[INSTRUCTIONS TO FOLLOW] Look at each line of the records and count those with "structured" in them. Please answer with the count alone.
##### DATA FOR THE TASK
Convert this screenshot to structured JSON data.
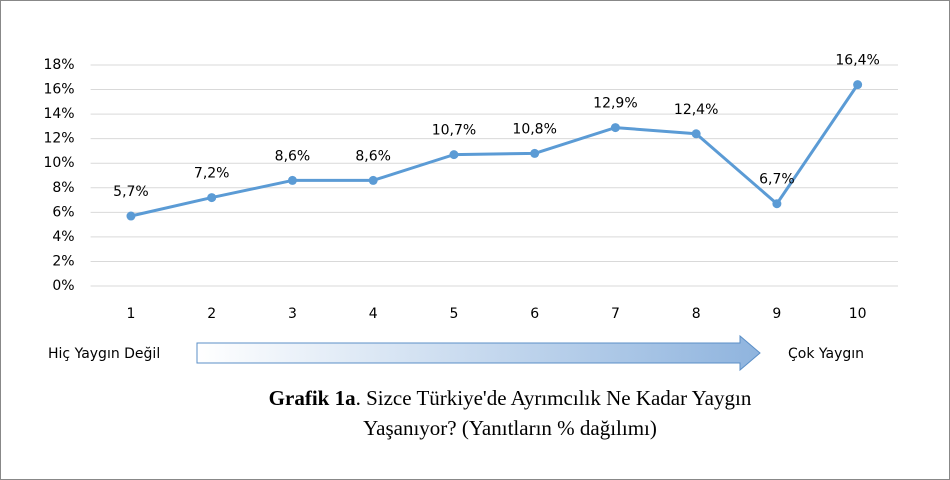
{
  "chart_data": {
    "type": "line",
    "categories": [
      "1",
      "2",
      "3",
      "4",
      "5",
      "6",
      "7",
      "8",
      "9",
      "10"
    ],
    "values": [
      5.7,
      7.2,
      8.6,
      8.6,
      10.7,
      10.8,
      12.9,
      12.4,
      6.7,
      16.4
    ],
    "value_labels": [
      "5,7%",
      "7,2%",
      "8,6%",
      "8,6%",
      "10,7%",
      "10,8%",
      "12,9%",
      "12,4%",
      "6,7%",
      "16,4%"
    ],
    "color": "#5b9bd5",
    "ylim": [
      0,
      18
    ],
    "yticks": [
      {
        "value": 0,
        "label": "0%"
      },
      {
        "value": 2,
        "label": "2%"
      },
      {
        "value": 4,
        "label": "4%"
      },
      {
        "value": 6,
        "label": "6%"
      },
      {
        "value": 8,
        "label": "8%"
      },
      {
        "value": 10,
        "label": "10%"
      },
      {
        "value": 12,
        "label": "12%"
      },
      {
        "value": 14,
        "label": "14%"
      },
      {
        "value": 16,
        "label": "16%"
      },
      {
        "value": 18,
        "label": "18%"
      }
    ],
    "grid": true,
    "annotations": [
      "Hiç Yaygın Değil",
      "Çok Yaygın"
    ],
    "caption": {
      "label": "Grafik 1a",
      "lines": [
        ". Sizce Türkiye'de Ayrımcılık Ne Kadar Yaygın",
        "Yaşanıyor? (Yanıtların % dağılımı)"
      ]
    }
  }
}
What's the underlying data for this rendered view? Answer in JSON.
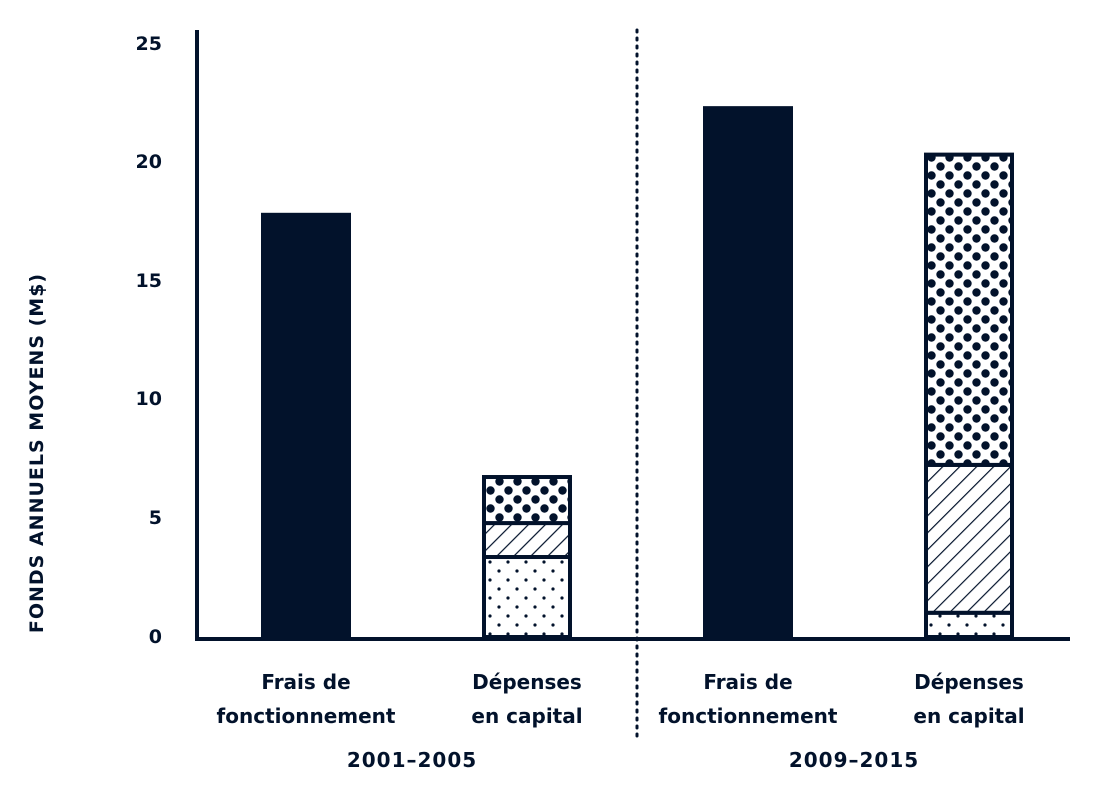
{
  "chart_data": {
    "type": "bar",
    "title": "",
    "xlabel": "",
    "ylabel": "FONDS ANNUELS MOYENS (M$)",
    "ylim": [
      0,
      25
    ],
    "yticks": [
      "0",
      "5",
      "10",
      "15",
      "20",
      "25"
    ],
    "grid": false,
    "colors": {
      "primary": "#02122b",
      "background": "#ffffff"
    },
    "groups": [
      {
        "label": "2001–2005",
        "bars": [
          {
            "label_line1": "Frais de",
            "label_line2": "fonctionnement",
            "style": "solid",
            "segments": [
              {
                "value": 17.5,
                "pattern": "solid"
              }
            ]
          },
          {
            "label_line1": "Dépenses",
            "label_line2": "en capital",
            "style": "stacked",
            "segments": [
              {
                "value": 3.3,
                "pattern": "small-dots"
              },
              {
                "value": 1.4,
                "pattern": "hatch"
              },
              {
                "value": 1.9,
                "pattern": "large-dots"
              }
            ]
          }
        ]
      },
      {
        "label": "2009–2015",
        "bars": [
          {
            "label_line1": "Frais de",
            "label_line2": "fonctionnement",
            "style": "solid",
            "segments": [
              {
                "value": 21.9,
                "pattern": "solid"
              }
            ]
          },
          {
            "label_line1": "Dépenses",
            "label_line2": "en capital",
            "style": "stacked",
            "segments": [
              {
                "value": 1.0,
                "pattern": "small-dots"
              },
              {
                "value": 6.1,
                "pattern": "hatch"
              },
              {
                "value": 12.8,
                "pattern": "large-dots"
              }
            ]
          }
        ]
      }
    ]
  }
}
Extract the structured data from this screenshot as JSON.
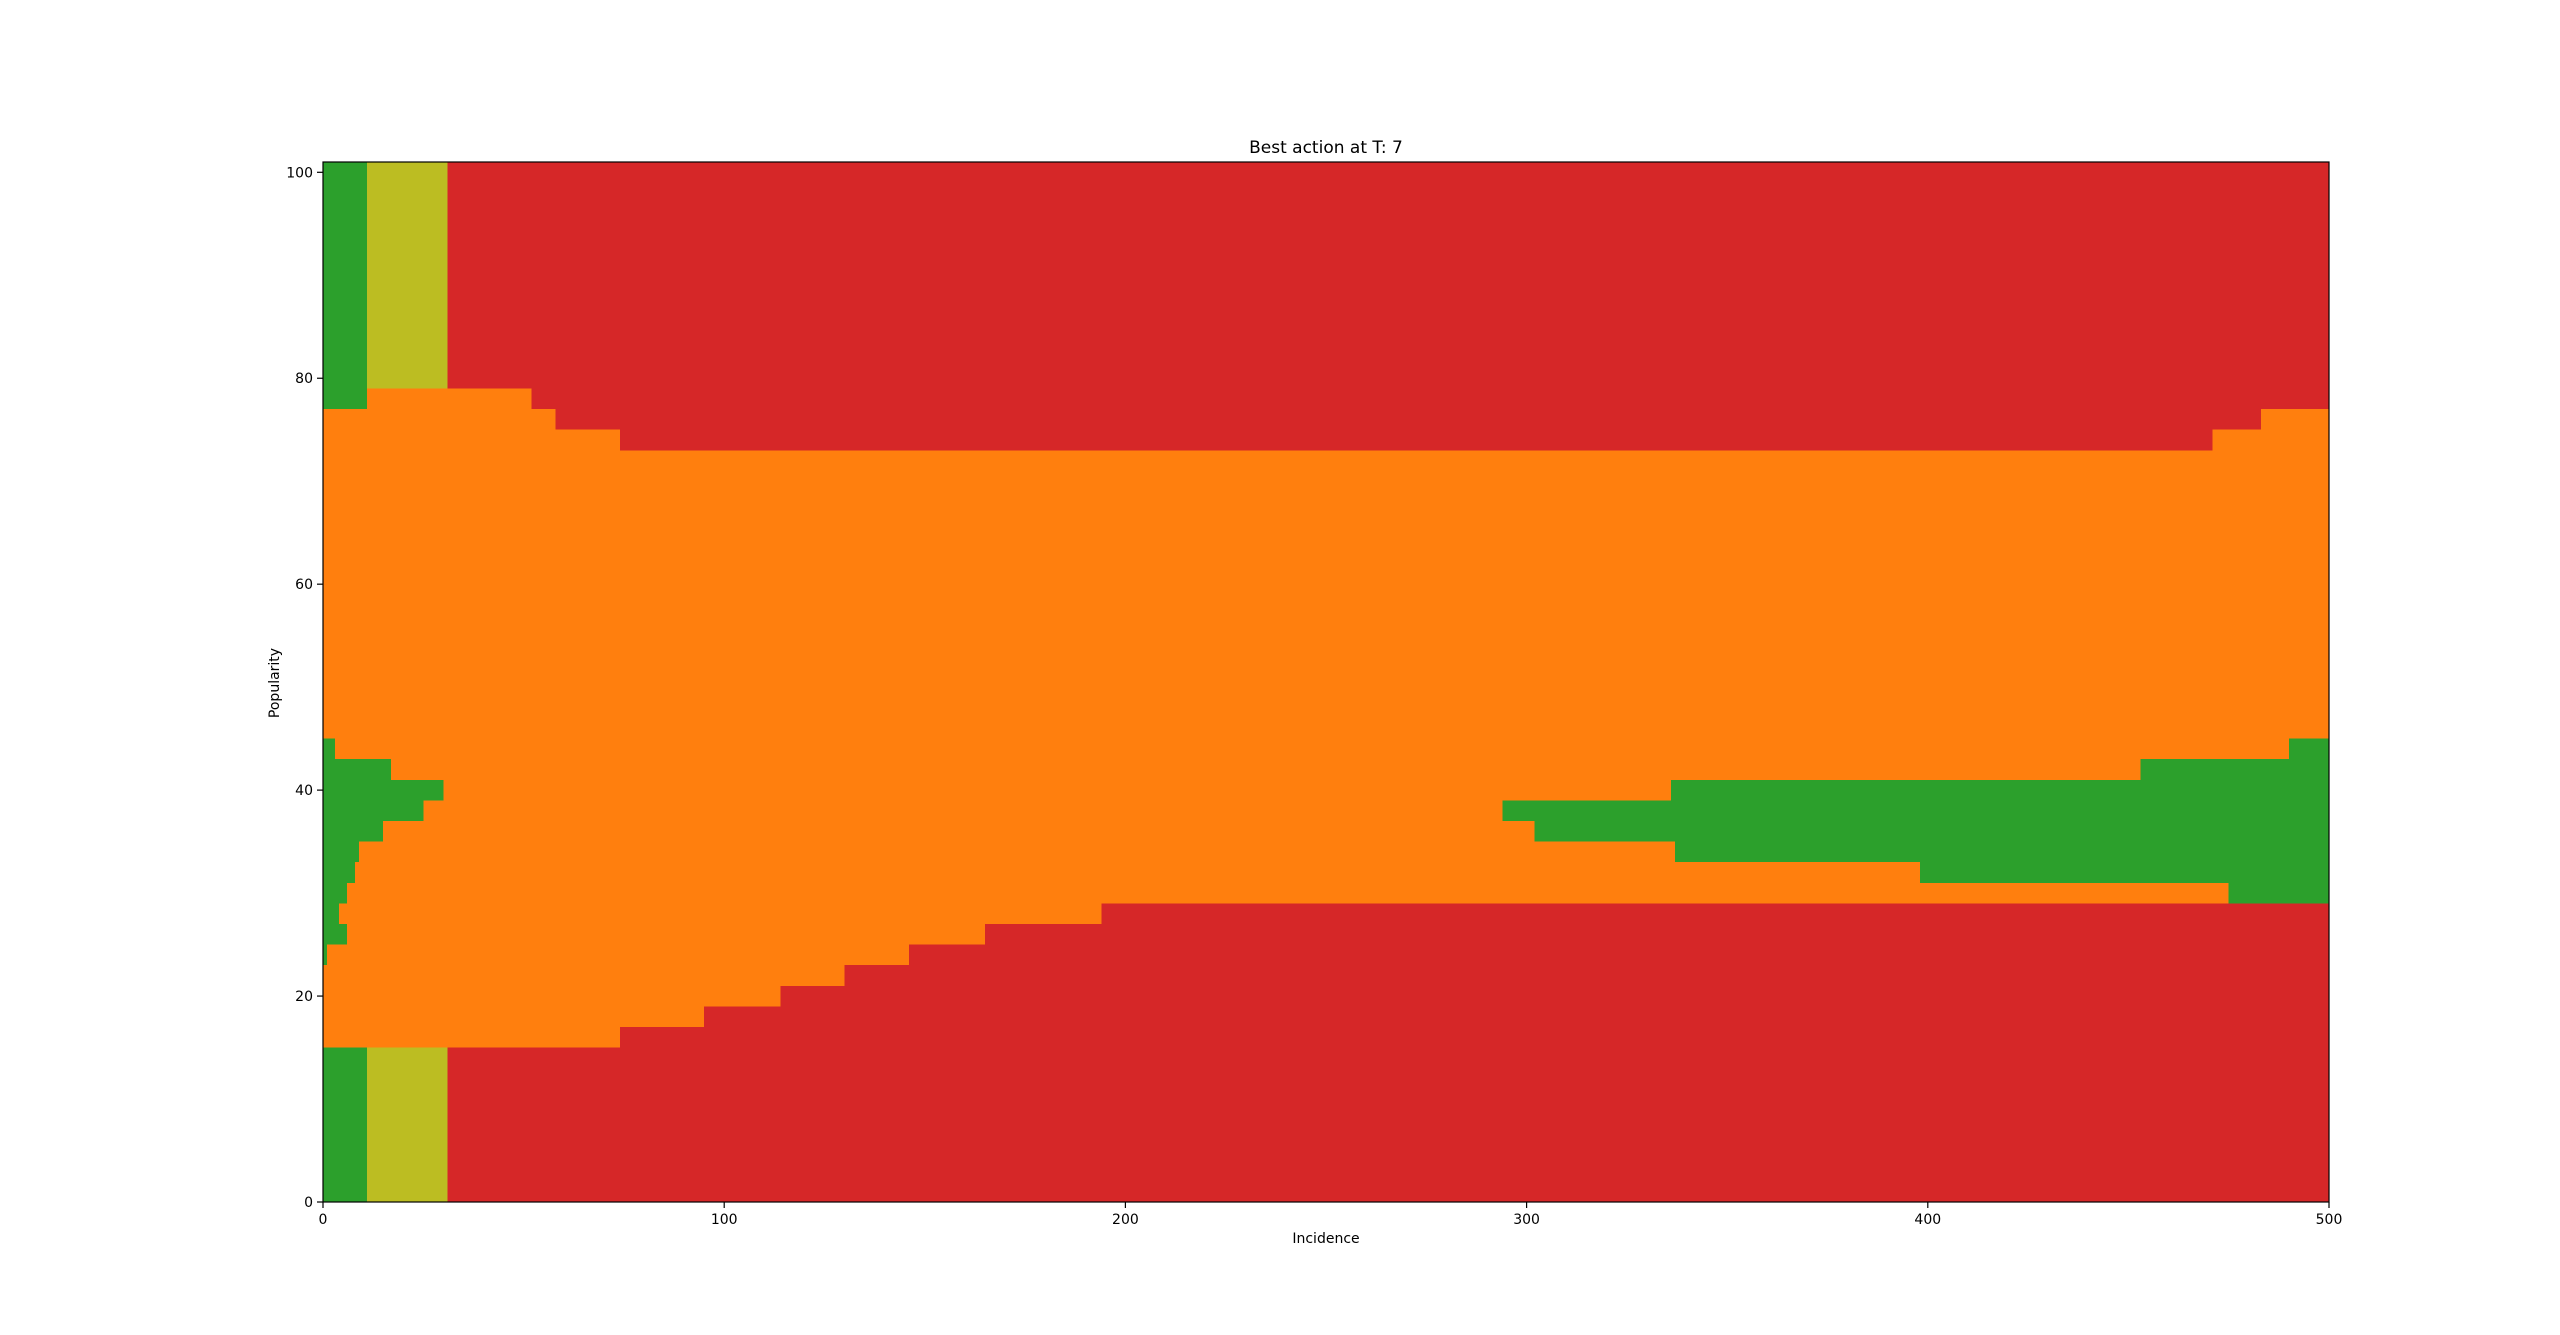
{
  "chart_data": {
    "type": "heatmap",
    "title": "Best action at T: 7",
    "xlabel": "Incidence",
    "ylabel": "Popularity",
    "xlim": [
      0,
      500
    ],
    "ylim": [
      0,
      101
    ],
    "xticks": [
      "0",
      "100",
      "200",
      "300",
      "400",
      "500"
    ],
    "yticks": [
      "0",
      "20",
      "40",
      "60",
      "80",
      "100"
    ],
    "grid": false,
    "colors": {
      "red": "#d62728",
      "orange": "#ff7f0e",
      "green": "#2ca02c",
      "olive": "#bcbd22"
    },
    "background_category": "red",
    "regions": [
      {
        "category": "orange",
        "x": [
          0,
          500
        ],
        "y": [
          15,
          77
        ]
      },
      {
        "category": "red",
        "x": [
          11,
          500
        ],
        "y": [
          73,
          101
        ]
      },
      {
        "category": "orange",
        "x": [
          11,
          52
        ],
        "y": [
          73,
          79
        ]
      },
      {
        "category": "orange",
        "x": [
          52,
          58
        ],
        "y": [
          73,
          77
        ]
      },
      {
        "category": "orange",
        "x": [
          58,
          74
        ],
        "y": [
          73,
          75
        ]
      },
      {
        "category": "orange",
        "x": [
          471,
          483
        ],
        "y": [
          73,
          75
        ]
      },
      {
        "category": "orange",
        "x": [
          483,
          500
        ],
        "y": [
          73,
          77
        ]
      },
      {
        "category": "green",
        "x": [
          0,
          11
        ],
        "y": [
          77,
          101
        ]
      },
      {
        "category": "olive",
        "x": [
          11,
          31
        ],
        "y": [
          79,
          101
        ]
      },
      {
        "category": "red",
        "x": [
          11,
          500
        ],
        "y": [
          0,
          15
        ]
      },
      {
        "category": "red",
        "x": [
          74,
          95
        ],
        "y": [
          15,
          17
        ]
      },
      {
        "category": "red",
        "x": [
          95,
          114
        ],
        "y": [
          15,
          19
        ]
      },
      {
        "category": "red",
        "x": [
          114,
          130
        ],
        "y": [
          15,
          21
        ]
      },
      {
        "category": "red",
        "x": [
          130,
          146
        ],
        "y": [
          15,
          23
        ]
      },
      {
        "category": "red",
        "x": [
          146,
          165
        ],
        "y": [
          15,
          25
        ]
      },
      {
        "category": "red",
        "x": [
          165,
          194
        ],
        "y": [
          15,
          27
        ]
      },
      {
        "category": "red",
        "x": [
          194,
          500
        ],
        "y": [
          15,
          29
        ]
      },
      {
        "category": "green",
        "x": [
          0,
          11
        ],
        "y": [
          0,
          15
        ]
      },
      {
        "category": "olive",
        "x": [
          11,
          31
        ],
        "y": [
          0,
          15
        ]
      },
      {
        "category": "green",
        "x": [
          0,
          1
        ],
        "y": [
          23,
          25
        ]
      },
      {
        "category": "green",
        "x": [
          0,
          6
        ],
        "y": [
          25,
          27
        ]
      },
      {
        "category": "green",
        "x": [
          0,
          4
        ],
        "y": [
          27,
          29
        ]
      },
      {
        "category": "green",
        "x": [
          0,
          6
        ],
        "y": [
          29,
          31
        ]
      },
      {
        "category": "green",
        "x": [
          0,
          8
        ],
        "y": [
          31,
          33
        ]
      },
      {
        "category": "green",
        "x": [
          0,
          9
        ],
        "y": [
          33,
          35
        ]
      },
      {
        "category": "green",
        "x": [
          0,
          15
        ],
        "y": [
          35,
          37
        ]
      },
      {
        "category": "green",
        "x": [
          0,
          25
        ],
        "y": [
          37,
          39
        ]
      },
      {
        "category": "green",
        "x": [
          0,
          30
        ],
        "y": [
          39,
          41
        ]
      },
      {
        "category": "green",
        "x": [
          0,
          17
        ],
        "y": [
          41,
          43
        ]
      },
      {
        "category": "green",
        "x": [
          0,
          3
        ],
        "y": [
          43,
          45
        ]
      },
      {
        "category": "green",
        "x": [
          294,
          302
        ],
        "y": [
          37,
          39
        ]
      },
      {
        "category": "green",
        "x": [
          302,
          336
        ],
        "y": [
          35,
          39
        ]
      },
      {
        "category": "green",
        "x": [
          336,
          337
        ],
        "y": [
          35,
          41
        ]
      },
      {
        "category": "green",
        "x": [
          337,
          398
        ],
        "y": [
          33,
          41
        ]
      },
      {
        "category": "green",
        "x": [
          398,
          453
        ],
        "y": [
          31,
          41
        ]
      },
      {
        "category": "green",
        "x": [
          453,
          475
        ],
        "y": [
          31,
          43
        ]
      },
      {
        "category": "green",
        "x": [
          475,
          490
        ],
        "y": [
          29,
          43
        ]
      },
      {
        "category": "green",
        "x": [
          490,
          500
        ],
        "y": [
          29,
          45
        ]
      }
    ]
  }
}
##########
[WORKED ANSWER] 2